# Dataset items
— BEGIN —

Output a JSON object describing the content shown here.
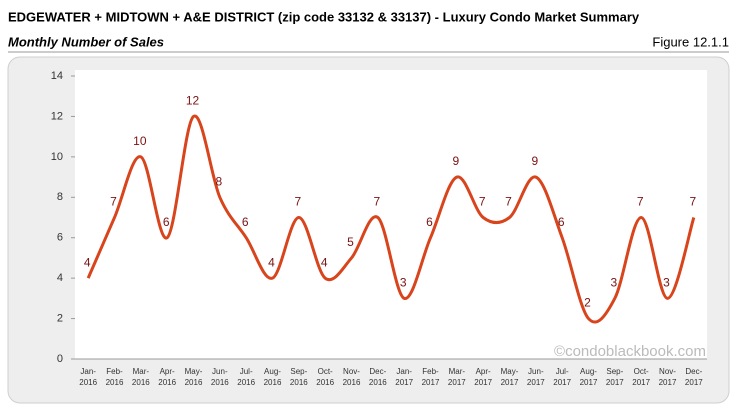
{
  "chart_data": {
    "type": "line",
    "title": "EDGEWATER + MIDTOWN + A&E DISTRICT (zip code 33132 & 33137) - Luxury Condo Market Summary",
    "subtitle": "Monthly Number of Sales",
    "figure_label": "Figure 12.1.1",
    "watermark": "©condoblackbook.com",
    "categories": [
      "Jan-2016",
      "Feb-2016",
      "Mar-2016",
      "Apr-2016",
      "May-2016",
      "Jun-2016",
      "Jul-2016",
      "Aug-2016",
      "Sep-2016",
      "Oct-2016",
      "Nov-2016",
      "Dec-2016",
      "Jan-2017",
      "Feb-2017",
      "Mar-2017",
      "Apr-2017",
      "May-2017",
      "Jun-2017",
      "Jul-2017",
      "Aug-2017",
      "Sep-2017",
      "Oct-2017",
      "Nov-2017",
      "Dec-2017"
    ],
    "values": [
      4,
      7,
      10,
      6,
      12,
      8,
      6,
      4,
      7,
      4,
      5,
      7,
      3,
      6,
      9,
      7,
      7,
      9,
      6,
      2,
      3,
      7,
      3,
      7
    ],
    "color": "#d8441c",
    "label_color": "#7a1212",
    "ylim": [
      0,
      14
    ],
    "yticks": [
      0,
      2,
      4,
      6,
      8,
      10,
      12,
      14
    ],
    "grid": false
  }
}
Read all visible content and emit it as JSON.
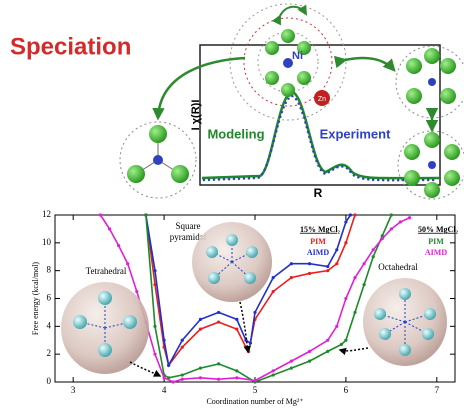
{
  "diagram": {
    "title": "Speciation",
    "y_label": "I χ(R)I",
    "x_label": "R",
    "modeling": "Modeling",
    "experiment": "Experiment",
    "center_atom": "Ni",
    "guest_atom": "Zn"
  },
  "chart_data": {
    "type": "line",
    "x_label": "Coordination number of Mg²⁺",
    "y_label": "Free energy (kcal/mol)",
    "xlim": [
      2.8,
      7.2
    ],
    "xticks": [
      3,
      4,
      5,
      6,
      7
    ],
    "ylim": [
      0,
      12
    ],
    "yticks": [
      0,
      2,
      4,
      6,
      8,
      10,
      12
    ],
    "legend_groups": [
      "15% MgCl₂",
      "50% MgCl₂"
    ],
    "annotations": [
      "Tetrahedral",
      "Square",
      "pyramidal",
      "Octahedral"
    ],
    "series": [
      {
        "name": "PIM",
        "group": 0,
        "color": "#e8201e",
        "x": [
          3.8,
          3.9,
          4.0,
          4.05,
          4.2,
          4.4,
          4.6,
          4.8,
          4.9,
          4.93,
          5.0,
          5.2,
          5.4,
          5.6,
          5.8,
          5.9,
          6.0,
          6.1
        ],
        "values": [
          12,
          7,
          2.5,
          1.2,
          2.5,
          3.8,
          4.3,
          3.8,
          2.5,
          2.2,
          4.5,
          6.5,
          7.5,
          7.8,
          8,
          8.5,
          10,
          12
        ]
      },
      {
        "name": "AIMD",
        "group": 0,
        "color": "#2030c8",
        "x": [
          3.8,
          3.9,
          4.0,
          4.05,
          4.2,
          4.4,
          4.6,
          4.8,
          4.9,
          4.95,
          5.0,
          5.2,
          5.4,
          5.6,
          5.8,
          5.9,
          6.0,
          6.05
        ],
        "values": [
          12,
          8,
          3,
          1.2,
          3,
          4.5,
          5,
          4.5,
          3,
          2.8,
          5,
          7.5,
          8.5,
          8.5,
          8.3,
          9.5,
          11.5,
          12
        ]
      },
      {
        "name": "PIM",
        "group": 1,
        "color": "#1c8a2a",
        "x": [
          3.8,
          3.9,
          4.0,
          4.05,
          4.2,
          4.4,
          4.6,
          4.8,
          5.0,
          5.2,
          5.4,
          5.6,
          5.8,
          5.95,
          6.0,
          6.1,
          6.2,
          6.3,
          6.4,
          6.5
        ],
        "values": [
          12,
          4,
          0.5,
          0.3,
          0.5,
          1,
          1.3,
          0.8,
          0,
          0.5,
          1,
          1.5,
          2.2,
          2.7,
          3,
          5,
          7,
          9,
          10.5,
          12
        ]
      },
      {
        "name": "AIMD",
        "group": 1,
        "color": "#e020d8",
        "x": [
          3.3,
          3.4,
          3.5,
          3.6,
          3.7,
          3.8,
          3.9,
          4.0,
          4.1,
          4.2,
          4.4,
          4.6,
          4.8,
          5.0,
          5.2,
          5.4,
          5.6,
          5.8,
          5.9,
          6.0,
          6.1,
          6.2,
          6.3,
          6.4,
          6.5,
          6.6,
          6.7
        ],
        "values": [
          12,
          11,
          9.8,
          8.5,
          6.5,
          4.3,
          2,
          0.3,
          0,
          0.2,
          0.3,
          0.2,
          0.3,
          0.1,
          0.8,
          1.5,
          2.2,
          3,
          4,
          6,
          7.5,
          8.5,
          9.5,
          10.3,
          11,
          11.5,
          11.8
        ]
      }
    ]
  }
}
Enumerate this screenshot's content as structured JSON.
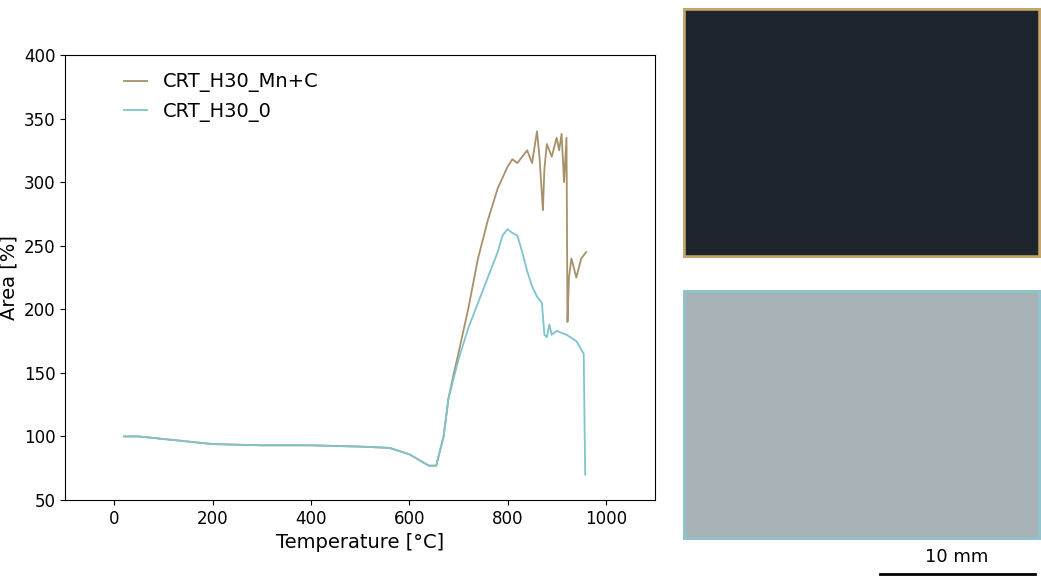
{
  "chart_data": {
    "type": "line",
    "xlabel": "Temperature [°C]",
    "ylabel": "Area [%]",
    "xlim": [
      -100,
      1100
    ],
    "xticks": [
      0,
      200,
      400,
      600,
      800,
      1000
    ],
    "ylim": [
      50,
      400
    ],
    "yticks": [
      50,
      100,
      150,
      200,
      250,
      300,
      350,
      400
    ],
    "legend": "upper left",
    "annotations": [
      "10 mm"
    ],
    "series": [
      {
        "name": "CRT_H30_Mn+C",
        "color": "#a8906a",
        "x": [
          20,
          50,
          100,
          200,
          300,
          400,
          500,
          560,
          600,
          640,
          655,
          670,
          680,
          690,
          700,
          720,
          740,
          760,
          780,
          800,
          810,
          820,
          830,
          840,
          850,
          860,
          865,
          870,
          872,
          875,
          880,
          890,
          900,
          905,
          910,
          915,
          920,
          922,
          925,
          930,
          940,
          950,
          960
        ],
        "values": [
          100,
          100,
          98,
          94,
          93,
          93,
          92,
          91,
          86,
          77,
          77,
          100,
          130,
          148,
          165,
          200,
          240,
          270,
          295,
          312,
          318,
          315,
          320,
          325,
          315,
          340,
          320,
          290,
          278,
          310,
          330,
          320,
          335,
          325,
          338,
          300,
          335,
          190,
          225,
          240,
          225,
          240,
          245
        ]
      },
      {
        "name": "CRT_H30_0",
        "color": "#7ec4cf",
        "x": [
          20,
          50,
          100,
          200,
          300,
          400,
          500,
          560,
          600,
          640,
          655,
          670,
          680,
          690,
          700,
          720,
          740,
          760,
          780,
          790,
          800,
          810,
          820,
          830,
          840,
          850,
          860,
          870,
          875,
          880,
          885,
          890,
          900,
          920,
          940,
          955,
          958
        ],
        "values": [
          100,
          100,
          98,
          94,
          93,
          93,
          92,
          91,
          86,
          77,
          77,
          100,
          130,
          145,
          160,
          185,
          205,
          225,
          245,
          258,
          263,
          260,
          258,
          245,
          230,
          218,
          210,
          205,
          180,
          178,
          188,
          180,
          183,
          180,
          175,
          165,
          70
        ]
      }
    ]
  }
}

— END —

# Task statement
Read the data above. Pull out each line in which the string "JSON" appears.

# Correct response
Output a JSON object describing the content shown here.
Read all visible content and emit it as JSON.
Enumerate this screenshot's content as structured JSON.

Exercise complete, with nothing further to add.